Objective: Copy each line in the data that includes the word "nilai".

----------------

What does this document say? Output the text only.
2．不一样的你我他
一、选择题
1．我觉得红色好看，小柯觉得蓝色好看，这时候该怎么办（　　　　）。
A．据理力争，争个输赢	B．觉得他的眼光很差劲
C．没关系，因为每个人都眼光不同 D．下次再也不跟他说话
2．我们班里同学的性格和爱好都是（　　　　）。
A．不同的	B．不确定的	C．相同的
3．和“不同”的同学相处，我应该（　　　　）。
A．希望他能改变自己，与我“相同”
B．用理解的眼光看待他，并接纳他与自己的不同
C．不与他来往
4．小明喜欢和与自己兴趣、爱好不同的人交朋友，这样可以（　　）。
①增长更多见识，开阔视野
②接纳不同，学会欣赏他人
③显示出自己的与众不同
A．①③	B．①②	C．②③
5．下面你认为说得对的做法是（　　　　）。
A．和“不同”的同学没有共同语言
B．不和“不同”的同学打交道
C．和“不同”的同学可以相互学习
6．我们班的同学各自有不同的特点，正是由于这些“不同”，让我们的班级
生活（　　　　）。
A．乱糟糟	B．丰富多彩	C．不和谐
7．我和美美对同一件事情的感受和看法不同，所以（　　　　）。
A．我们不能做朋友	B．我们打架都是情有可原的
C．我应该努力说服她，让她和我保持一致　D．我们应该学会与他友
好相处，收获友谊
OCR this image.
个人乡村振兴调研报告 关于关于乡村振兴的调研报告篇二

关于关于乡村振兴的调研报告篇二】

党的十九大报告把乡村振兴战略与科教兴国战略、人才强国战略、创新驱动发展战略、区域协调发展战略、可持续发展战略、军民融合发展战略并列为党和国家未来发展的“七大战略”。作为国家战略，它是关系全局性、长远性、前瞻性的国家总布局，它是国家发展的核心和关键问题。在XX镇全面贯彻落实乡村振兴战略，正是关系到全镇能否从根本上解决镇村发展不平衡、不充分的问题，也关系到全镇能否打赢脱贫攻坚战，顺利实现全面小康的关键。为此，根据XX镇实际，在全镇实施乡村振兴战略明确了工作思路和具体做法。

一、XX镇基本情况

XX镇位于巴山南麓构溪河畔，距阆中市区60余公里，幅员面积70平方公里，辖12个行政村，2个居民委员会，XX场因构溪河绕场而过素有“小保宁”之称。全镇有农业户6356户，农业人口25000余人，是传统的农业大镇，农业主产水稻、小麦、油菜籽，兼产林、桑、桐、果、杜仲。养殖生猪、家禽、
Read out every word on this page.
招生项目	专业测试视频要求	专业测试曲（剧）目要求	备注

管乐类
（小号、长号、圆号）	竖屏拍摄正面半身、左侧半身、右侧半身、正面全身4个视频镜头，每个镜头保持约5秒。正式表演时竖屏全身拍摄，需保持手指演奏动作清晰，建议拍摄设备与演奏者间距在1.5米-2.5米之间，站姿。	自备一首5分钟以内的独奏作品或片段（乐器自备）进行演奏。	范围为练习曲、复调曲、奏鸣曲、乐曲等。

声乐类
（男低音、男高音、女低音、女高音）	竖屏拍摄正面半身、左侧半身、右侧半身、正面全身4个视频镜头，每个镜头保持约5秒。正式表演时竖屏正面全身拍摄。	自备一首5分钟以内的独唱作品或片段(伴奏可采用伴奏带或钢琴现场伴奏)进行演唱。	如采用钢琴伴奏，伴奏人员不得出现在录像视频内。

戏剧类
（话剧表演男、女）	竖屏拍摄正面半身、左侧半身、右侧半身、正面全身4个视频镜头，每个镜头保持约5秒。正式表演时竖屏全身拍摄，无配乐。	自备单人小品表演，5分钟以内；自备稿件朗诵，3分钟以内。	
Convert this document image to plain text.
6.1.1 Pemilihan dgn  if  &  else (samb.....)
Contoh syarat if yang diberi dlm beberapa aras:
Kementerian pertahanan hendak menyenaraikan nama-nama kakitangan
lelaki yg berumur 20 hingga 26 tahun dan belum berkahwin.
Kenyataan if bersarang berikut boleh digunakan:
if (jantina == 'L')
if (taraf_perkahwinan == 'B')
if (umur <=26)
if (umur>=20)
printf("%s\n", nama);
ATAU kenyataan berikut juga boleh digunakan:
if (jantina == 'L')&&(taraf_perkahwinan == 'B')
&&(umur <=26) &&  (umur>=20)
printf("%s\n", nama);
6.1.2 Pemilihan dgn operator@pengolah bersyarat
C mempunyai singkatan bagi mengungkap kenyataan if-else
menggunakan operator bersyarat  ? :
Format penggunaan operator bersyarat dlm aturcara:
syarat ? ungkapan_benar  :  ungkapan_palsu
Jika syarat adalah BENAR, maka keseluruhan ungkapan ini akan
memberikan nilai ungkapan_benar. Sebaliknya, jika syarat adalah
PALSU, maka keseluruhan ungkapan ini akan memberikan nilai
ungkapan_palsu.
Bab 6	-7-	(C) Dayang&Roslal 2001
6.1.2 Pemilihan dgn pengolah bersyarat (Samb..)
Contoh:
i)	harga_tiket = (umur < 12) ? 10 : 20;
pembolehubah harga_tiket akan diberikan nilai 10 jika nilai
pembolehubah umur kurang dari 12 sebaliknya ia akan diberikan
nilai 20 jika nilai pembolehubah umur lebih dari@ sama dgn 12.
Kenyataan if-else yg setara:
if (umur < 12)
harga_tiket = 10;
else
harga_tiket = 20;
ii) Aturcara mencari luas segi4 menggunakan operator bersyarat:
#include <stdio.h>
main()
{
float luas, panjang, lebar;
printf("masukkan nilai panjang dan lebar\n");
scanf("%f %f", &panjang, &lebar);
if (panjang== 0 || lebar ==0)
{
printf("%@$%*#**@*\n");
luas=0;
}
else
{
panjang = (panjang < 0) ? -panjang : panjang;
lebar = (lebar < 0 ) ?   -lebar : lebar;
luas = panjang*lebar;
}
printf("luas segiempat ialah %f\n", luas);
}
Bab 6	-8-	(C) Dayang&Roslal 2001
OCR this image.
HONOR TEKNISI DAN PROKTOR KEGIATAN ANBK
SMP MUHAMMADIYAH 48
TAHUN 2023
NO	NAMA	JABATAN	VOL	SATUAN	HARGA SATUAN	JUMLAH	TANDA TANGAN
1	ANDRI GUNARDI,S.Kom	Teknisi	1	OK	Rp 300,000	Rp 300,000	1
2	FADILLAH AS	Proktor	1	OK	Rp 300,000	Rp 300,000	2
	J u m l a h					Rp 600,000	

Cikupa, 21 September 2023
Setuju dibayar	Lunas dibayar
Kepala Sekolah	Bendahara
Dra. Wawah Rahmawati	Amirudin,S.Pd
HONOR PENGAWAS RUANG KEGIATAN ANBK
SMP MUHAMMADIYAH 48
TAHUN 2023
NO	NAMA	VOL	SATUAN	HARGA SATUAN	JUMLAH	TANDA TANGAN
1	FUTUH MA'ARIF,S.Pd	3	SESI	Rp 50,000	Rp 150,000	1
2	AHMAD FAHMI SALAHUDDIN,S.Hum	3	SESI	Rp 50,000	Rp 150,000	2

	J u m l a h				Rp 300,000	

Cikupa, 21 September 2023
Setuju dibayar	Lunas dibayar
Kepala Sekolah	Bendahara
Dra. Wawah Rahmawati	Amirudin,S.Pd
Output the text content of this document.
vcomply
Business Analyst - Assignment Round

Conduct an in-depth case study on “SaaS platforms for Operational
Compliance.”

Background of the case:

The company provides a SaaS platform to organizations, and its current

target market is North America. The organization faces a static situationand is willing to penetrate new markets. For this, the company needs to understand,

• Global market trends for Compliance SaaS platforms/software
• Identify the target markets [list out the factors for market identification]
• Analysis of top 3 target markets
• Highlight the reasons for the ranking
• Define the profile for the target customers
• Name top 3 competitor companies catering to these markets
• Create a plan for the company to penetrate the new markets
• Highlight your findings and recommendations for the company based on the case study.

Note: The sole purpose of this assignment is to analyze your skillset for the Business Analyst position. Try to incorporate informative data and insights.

----------------

Solution to this problem:
memberikan nilai ungkapan_benar. Sebaliknya, jika syarat adalah
PALSU, maka keseluruhan ungkapan ini akan memberikan nilai
pembolehubah harga_tiket akan diberikan nilai 10 jika nilai
nilai 20 jika nilai pembolehubah umur lebih dari@ sama dgn 12.
printf("masukkan nilai panjang dan lebar\n");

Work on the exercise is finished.